Data items:
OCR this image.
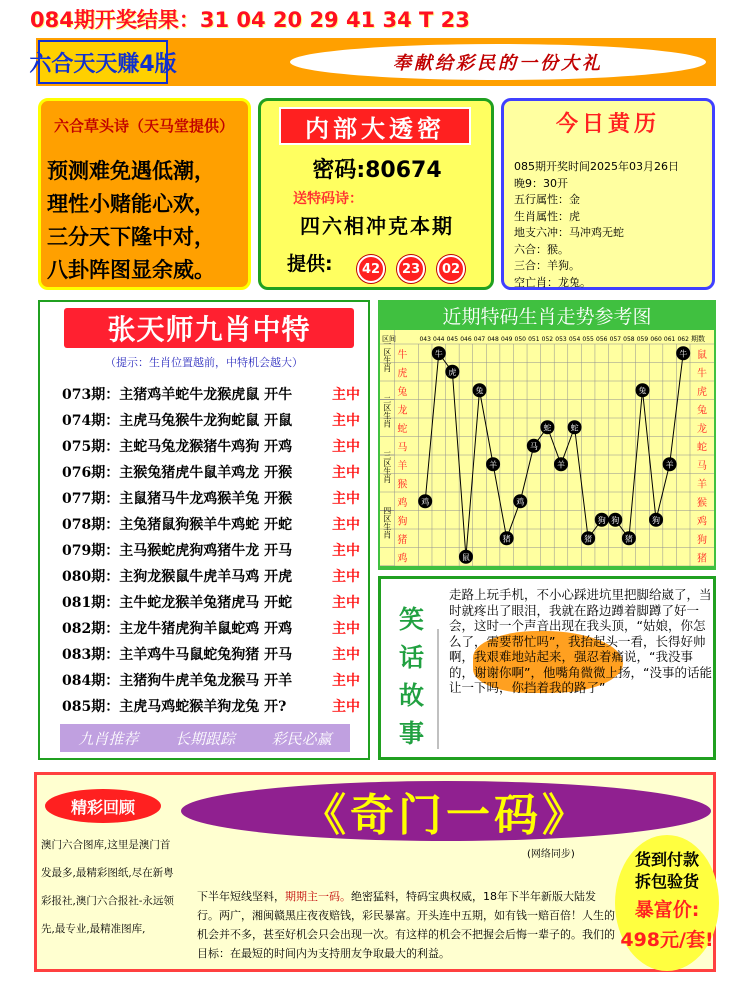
084期开奖结果：31 04 20 29 41 34 T 23
六合天天赚4版	奉献给彩民的一份大礼
六合草头诗（天马堂提供）
预测难免遇低潮，
理性小赌能心欢，
三分天下隆中对，
八卦阵图显余威。
内部大透密
密码:80674
送特码诗：
四六相冲克本期
提供:	42	23	02
今日黄历
085期开奖时间2025年03月26日
晚9：30开
五行属性：金
生肖属性：虎
地支六冲：马冲鸡无蛇
六合：猴。
三合：羊狗。
空亡肖：龙兔。
张天师九肖中特
（提示：生肖位置越前，中特机会越大）
073期：主猪鸡羊蛇牛龙猴虎鼠 开牛	主中
074期：主虎马兔猴牛龙狗蛇鼠 开鼠	主中
075期：主蛇马兔龙猴猪牛鸡狗 开鸡	主中
076期：主猴兔猪虎牛鼠羊鸡龙 开猴	主中
077期：主鼠猪马牛龙鸡猴羊兔 开猴	主中
078期：主兔猪鼠狗猴羊牛鸡蛇 开蛇	主中
079期：主马猴蛇虎狗鸡猪牛龙 开马	主中
080期：主狗龙猴鼠牛虎羊马鸡 开虎	主中
081期：主牛蛇龙猴羊兔猪虎马 开蛇	主中
082期：主龙牛猪虎狗羊鼠蛇鸡 开鸡	主中
083期：主羊鸡牛马鼠蛇兔狗猪 开马	主中
084期：主猪狗牛虎羊兔龙猴马 开羊	主中
085期：主虎马鸡蛇猴羊狗龙兔 开?	主中
九肖推荐 长期跟踪 彩民必赢
近期特码生肖走势参考图
区间	期数
043 044 045 046 047 048 049 050 051 052 053 054 055 056 057 058 059 060 061 062
一区生肖
二区生肖
三区生肖
四区生肖
牛
虎
兔
龙
蛇
马
羊
猴
鸡
狗
猪
鸡
鼠
牛
虎
兔
龙
蛇
马
羊
猴
鸡
狗
猪
鸡
牛
虎
鼠
兔
羊
猪
鸡
马
蛇
羊
蛇
猪
狗 狗
猪
兔
狗
羊
牛
笑话故事
走路上玩手机，不小心踩进坑里把脚给崴了，当时就疼出了眼泪，我就在路边蹲着脚蹲了好一会，这时一个声音出现在我头顶，“姑娘，你怎么了，需要帮忙吗”，我抬起头一看，长得好帅啊，我艰难地站起来，强忍着痛说，“我没事的，谢谢你啊”，他嘴角微微上扬，“没事的话能让一下吗，你挡着我的路了”
精彩回顾
澳门六合图库,这里是澳门首发最多,最精彩图纸,尽在新粤彩报社,澳门六合报社-永远领先,最专业,最精准图库,
《奇门一码》
(网络同步)
下半年短线坚料，期期主一码。绝密猛料，特码宝典权威，18年下半年新版大陆发行。两广，湘闽赣黑庄夜夜赔钱，彩民暴富。开头连中五期，如有钱一赔百倍！人生的机会并不多，甚至好机会只会出现一次。有这样的机会不把握会后悔一辈子的。我们的目标：在最短的时间内为支持朋友争取最大的利益。
货到付款
拆包验货
暴富价:
498元/套!
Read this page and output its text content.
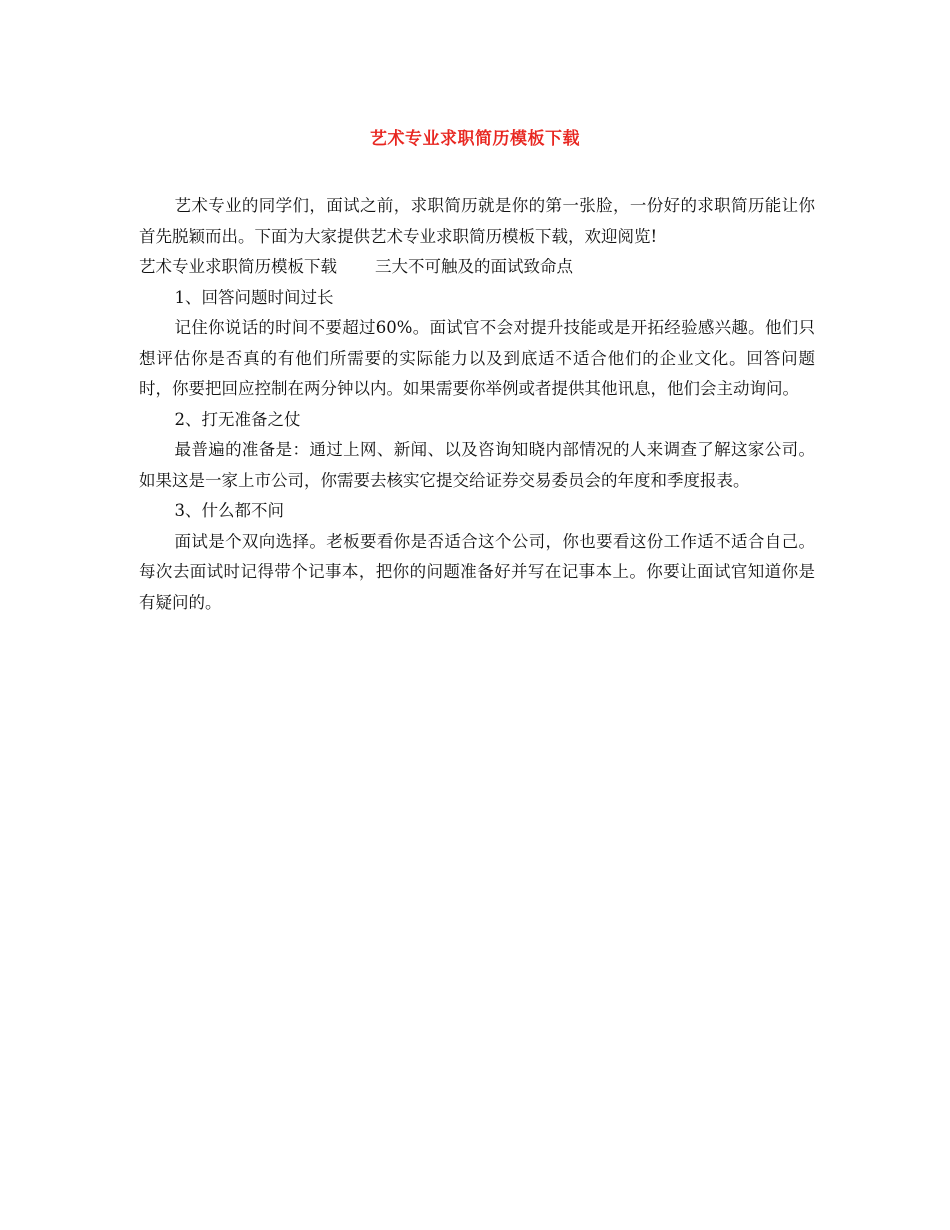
艺术专业求职简历模板下载

艺术专业的同学们，面试之前，求职简历就是你的第一张脸，一份好的求职简历能让你首先脱颖而出。下面为大家提供艺术专业求职简历模板下载，欢迎阅览!

艺术专业求职简历模板下载 三大不可触及的面试致命点

1、回答问题时间过长

记住你说话的时间不要超过60%。面试官不会对提升技能或是开拓经验感兴趣。他们只想评估你是否真的有他们所需要的实际能力以及到底适不适合他们的企业文化。回答问题时，你要把回应控制在两分钟以内。如果需要你举例或者提供其他讯息，他们会主动询问。

2、打无准备之仗

最普遍的准备是：通过上网、新闻、以及咨询知晓内部情况的人来调查了解这家公司。如果这是一家上市公司，你需要去核实它提交给证券交易委员会的年度和季度报表。

3、什么都不问

面试是个双向选择。老板要看你是否适合这个公司，你也要看这份工作适不适合自己。每次去面试时记得带个记事本，把你的问题准备好并写在记事本上。你要让面试官知道你是有疑问的。
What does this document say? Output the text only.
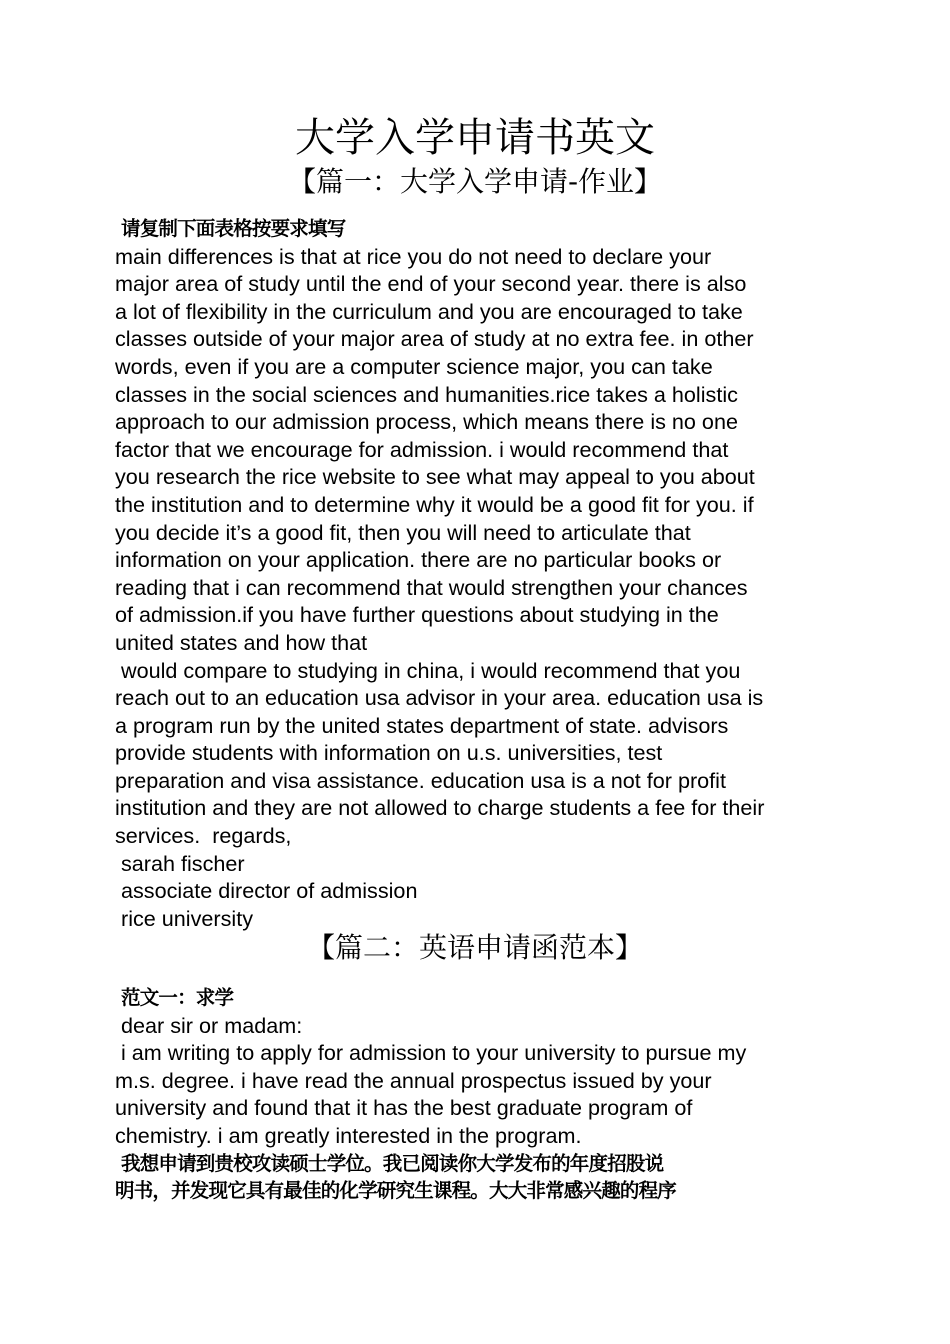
大学入学申请书英文
【篇一：大学入学申请-作业】

请复制下面表格按要求填写

main differences is that at rice you do not need to declare your

major area of study until the end of your second year. there is also

a lot of flexibility in the curriculum and you are encouraged to take

classes outside of your major area of study at no extra fee. in other

words, even if you are a computer science major, you can take

classes in the social sciences and humanities.rice takes a holistic

approach to our admission process, which means there is no one

factor that we encourage for admission. i would recommend that

you research the rice website to see what may appeal to you about

the institution and to determine why it would be a good fit for you. if

you decide it’s a good fit, then you will need to articulate that

information on your application. there are no particular books or

reading that i can recommend that would strengthen your chances

of admission.if you have further questions about studying in the

united states and how that

would compare to studying in china, i would recommend that you

reach out to an education usa advisor in your area. education usa is

a program run by the united states department of state. advisors

provide students with information on u.s. universities, test

preparation and visa assistance. education usa is a not for profit

institution and they are not allowed to charge students a fee for their

services.  regards,

sarah fischer

associate director of admission

rice university

【篇二：英语申请函范本】

范文一：求学

dear sir or madam:

i am writing to apply for admission to your university to pursue my

m.s. degree. i have read the annual prospectus issued by your

university and found that it has the best graduate program of

chemistry. i am greatly interested in the program.

我想申请到贵校攻读硕士学位。我已阅读你大学发布的年度招股说

明书，并发现它具有最佳的化学研究生课程。大大非常感兴趣的程序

* _Your objective_: Search the entries for the word "have" and pick out every line that holds it.

* _The completed task_:
of admission.if you have further questions about studying in the
m.s. degree. i have read the annual prospectus issued by your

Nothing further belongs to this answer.